Using the material that follows, identify and copy each line with the string "from".

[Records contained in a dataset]

-=-=-=-=-

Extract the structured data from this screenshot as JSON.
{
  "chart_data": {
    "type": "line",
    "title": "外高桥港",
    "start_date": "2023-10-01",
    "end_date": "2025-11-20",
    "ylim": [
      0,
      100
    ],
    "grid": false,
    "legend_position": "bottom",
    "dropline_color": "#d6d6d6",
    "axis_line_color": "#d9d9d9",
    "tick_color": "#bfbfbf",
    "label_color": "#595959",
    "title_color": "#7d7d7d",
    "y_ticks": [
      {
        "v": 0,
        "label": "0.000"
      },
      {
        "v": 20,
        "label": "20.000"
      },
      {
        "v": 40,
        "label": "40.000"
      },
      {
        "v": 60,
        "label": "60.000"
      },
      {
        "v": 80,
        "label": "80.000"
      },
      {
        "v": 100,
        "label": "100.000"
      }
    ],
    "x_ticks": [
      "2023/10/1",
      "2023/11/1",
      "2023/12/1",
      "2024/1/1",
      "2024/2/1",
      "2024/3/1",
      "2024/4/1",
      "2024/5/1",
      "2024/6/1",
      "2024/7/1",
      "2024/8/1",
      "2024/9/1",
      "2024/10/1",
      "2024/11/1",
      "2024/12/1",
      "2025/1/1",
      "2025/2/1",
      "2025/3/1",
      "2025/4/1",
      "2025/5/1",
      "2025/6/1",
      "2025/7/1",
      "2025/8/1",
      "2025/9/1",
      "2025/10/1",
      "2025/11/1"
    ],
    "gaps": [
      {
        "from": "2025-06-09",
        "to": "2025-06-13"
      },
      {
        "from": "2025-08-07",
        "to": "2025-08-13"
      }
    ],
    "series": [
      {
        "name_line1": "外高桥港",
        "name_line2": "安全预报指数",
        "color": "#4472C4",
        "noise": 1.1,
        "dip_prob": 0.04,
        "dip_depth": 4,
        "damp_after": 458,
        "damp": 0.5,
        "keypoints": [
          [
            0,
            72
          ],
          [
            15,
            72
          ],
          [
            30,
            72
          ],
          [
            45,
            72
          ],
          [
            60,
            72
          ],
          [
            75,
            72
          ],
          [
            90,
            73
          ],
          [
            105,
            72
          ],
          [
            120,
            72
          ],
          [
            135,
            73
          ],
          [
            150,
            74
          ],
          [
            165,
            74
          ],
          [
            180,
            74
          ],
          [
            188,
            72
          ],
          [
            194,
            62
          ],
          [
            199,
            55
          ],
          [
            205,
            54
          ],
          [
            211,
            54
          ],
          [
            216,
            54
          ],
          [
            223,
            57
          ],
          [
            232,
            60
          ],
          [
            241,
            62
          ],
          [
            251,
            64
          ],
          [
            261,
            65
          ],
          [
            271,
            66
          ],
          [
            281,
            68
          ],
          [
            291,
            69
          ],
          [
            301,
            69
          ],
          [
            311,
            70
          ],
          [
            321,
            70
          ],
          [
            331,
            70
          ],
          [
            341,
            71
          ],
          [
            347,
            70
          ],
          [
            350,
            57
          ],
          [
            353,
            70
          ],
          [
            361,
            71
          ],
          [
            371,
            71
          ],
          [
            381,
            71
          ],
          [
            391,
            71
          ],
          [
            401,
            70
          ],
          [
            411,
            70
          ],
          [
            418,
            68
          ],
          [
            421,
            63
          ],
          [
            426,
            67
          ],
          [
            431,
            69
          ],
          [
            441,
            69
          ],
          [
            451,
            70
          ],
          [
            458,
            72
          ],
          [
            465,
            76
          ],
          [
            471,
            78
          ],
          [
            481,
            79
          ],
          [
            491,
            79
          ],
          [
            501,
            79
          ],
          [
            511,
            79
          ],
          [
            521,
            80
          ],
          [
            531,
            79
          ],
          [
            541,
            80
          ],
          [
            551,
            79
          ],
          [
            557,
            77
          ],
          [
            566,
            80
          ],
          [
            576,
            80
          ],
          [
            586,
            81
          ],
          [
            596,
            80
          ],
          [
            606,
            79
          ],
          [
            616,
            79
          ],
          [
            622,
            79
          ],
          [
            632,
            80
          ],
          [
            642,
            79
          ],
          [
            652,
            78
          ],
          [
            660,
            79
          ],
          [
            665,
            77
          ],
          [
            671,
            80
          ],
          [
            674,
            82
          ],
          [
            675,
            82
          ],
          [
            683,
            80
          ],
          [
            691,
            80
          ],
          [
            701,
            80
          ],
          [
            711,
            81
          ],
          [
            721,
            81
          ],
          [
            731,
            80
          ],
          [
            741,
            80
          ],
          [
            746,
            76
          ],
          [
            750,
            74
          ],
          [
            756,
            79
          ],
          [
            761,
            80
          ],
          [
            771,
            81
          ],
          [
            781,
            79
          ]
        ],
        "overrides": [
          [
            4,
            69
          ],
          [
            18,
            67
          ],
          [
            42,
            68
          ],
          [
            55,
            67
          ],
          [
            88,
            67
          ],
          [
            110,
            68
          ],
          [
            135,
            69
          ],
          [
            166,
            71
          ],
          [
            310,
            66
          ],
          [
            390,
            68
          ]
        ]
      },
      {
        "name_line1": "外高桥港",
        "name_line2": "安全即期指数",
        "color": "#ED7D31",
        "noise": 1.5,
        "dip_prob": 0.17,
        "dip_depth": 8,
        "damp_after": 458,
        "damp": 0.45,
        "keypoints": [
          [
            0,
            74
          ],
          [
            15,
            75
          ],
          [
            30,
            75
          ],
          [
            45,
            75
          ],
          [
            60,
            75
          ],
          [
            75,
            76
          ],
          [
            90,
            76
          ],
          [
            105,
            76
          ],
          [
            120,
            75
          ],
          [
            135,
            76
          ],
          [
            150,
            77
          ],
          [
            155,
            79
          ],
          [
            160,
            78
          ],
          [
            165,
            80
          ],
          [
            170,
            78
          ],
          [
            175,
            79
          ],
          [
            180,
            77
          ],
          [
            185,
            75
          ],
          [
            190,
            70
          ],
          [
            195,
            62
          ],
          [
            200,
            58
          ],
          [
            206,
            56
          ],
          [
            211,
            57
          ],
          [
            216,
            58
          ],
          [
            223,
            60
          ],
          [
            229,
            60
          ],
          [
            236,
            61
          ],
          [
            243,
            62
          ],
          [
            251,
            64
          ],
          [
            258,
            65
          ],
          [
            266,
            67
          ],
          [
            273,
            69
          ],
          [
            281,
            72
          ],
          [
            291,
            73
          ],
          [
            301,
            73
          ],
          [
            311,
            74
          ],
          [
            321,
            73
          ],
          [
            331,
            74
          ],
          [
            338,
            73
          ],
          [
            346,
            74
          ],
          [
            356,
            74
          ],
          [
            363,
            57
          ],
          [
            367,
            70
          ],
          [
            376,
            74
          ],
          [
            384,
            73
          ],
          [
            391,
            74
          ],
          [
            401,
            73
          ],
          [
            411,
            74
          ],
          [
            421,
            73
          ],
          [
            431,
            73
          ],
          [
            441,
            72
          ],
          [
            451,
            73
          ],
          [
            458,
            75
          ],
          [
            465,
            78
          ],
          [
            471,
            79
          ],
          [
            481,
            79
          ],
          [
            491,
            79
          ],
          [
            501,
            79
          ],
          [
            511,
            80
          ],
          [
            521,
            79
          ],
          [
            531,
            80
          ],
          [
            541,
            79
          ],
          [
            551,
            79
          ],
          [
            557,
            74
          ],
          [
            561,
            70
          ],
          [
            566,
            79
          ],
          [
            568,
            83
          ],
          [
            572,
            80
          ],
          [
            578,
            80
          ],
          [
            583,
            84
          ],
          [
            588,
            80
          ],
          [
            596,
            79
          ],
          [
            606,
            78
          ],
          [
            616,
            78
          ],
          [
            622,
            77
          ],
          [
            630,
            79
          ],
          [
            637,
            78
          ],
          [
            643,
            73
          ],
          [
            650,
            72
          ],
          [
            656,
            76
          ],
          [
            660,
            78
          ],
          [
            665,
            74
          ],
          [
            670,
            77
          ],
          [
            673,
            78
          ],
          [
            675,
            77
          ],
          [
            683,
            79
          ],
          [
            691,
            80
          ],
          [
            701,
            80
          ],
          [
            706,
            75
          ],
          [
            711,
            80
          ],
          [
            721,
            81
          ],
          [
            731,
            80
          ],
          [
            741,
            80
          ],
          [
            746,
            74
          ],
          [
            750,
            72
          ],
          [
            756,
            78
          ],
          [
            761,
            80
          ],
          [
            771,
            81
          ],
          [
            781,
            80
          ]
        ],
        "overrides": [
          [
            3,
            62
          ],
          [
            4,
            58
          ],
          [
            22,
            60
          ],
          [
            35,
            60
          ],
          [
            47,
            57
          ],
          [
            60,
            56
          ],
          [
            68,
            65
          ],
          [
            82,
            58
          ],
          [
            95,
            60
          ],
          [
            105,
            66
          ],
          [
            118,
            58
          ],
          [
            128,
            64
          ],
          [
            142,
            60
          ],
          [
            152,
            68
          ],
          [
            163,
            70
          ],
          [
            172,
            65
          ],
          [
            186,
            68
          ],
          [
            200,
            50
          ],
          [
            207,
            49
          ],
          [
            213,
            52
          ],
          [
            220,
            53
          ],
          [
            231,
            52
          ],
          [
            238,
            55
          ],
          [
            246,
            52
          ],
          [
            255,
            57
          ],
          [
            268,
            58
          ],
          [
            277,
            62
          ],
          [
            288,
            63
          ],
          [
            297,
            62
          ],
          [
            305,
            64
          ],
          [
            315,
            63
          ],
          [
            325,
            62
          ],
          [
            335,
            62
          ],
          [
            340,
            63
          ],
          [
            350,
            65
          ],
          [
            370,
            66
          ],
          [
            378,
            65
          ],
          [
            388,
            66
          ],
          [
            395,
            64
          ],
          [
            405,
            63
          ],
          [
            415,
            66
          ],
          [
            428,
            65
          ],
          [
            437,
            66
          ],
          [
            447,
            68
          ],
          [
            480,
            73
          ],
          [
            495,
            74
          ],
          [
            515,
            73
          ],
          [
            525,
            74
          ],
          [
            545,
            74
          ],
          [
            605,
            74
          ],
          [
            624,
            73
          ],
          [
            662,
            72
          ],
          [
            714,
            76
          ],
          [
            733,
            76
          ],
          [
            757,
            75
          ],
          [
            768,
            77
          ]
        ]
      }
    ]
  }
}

-=-=-=-=-

__RESULT__:
Extract the structured data from this screenshot as JSON.
        "from": "2025-06-09",
        "from": "2025-08-07",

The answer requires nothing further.